I have always enjoyed a deep curiosity about bread, and a commitment to the gradual but steady increase in my knowledge and skill as a baker. I hope I have been able to impart some of those values to the bakers at the King Arthur Flour Bakery, with whom I share the work bench. When I announced that I wanted to develop a new bread that contained only Vermont-grown grains, there was an enthusiastic response from the bakers. We knew from the outset that we wanted the bread to be both organic and naturally leavened (with no added bakers yeast). And even though working with whole wheat flour is generally more difficult than working with white flour, we were committed from the start to making a loaf that contained more than 50 percent whole wheat. The goal was to produce bread having acceptable lightness, excellent nutrition, and full robust flavor from the freshly milled wheat.

There were challenges along the way, requiring us to pay careful attention to all aspects of production: the method for ripening the sourdough, the mixing process, the dough consistency, the length of proof time, the oven temperature, and even the amount of steam we injected into the oven. Ultimately, after several iterations, we developed a bread with consistently good volume and great eating and keeping qualities. What delicious bread it is, thanks in part to the abundance of freshly milled whole wheat flour in the loaves, which also contributes so much to the bread’s fine nutrition.

▸ **What is asked**
According to the bread passage, what partly accounts for the finished loaf's flavor and its nutrition? Answer in one to three sentences. Rely on the bread passage alone.

▸ **Data shown**
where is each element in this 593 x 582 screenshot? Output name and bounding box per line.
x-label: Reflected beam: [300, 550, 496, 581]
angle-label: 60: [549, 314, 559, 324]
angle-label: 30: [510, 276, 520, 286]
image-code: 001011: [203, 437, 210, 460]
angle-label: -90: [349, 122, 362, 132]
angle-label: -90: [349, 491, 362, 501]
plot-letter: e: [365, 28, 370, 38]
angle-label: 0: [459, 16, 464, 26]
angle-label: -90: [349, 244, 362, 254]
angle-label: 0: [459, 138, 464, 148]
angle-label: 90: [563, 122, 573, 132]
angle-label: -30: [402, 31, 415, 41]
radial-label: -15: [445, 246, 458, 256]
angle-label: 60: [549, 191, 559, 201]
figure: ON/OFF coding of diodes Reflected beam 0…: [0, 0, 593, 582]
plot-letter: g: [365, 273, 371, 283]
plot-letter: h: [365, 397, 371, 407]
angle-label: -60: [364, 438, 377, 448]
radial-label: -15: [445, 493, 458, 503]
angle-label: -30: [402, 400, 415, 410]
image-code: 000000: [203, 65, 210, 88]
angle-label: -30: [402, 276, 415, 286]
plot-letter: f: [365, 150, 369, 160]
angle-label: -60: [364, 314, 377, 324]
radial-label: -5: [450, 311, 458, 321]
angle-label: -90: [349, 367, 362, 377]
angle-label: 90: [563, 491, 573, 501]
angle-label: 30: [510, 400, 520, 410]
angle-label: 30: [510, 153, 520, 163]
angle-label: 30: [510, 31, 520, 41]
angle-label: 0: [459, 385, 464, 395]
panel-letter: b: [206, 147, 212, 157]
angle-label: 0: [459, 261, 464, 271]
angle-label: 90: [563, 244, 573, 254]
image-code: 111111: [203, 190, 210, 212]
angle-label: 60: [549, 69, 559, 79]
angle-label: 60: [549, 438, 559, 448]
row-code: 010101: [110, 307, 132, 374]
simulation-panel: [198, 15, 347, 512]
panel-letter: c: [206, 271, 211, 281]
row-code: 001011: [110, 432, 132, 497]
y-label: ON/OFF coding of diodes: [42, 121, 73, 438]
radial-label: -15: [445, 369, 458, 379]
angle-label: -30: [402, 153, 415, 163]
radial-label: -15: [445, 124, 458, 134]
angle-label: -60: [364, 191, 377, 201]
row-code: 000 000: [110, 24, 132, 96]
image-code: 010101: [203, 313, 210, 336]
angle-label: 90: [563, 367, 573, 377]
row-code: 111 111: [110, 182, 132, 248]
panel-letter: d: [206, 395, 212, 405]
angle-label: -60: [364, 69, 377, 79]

▸ **Output for this task**
The abundance of freshly milled whole wheat flour in the loaves is partly why the bread is so delicious. That same flour also contributes much to the bread's fine nutrition.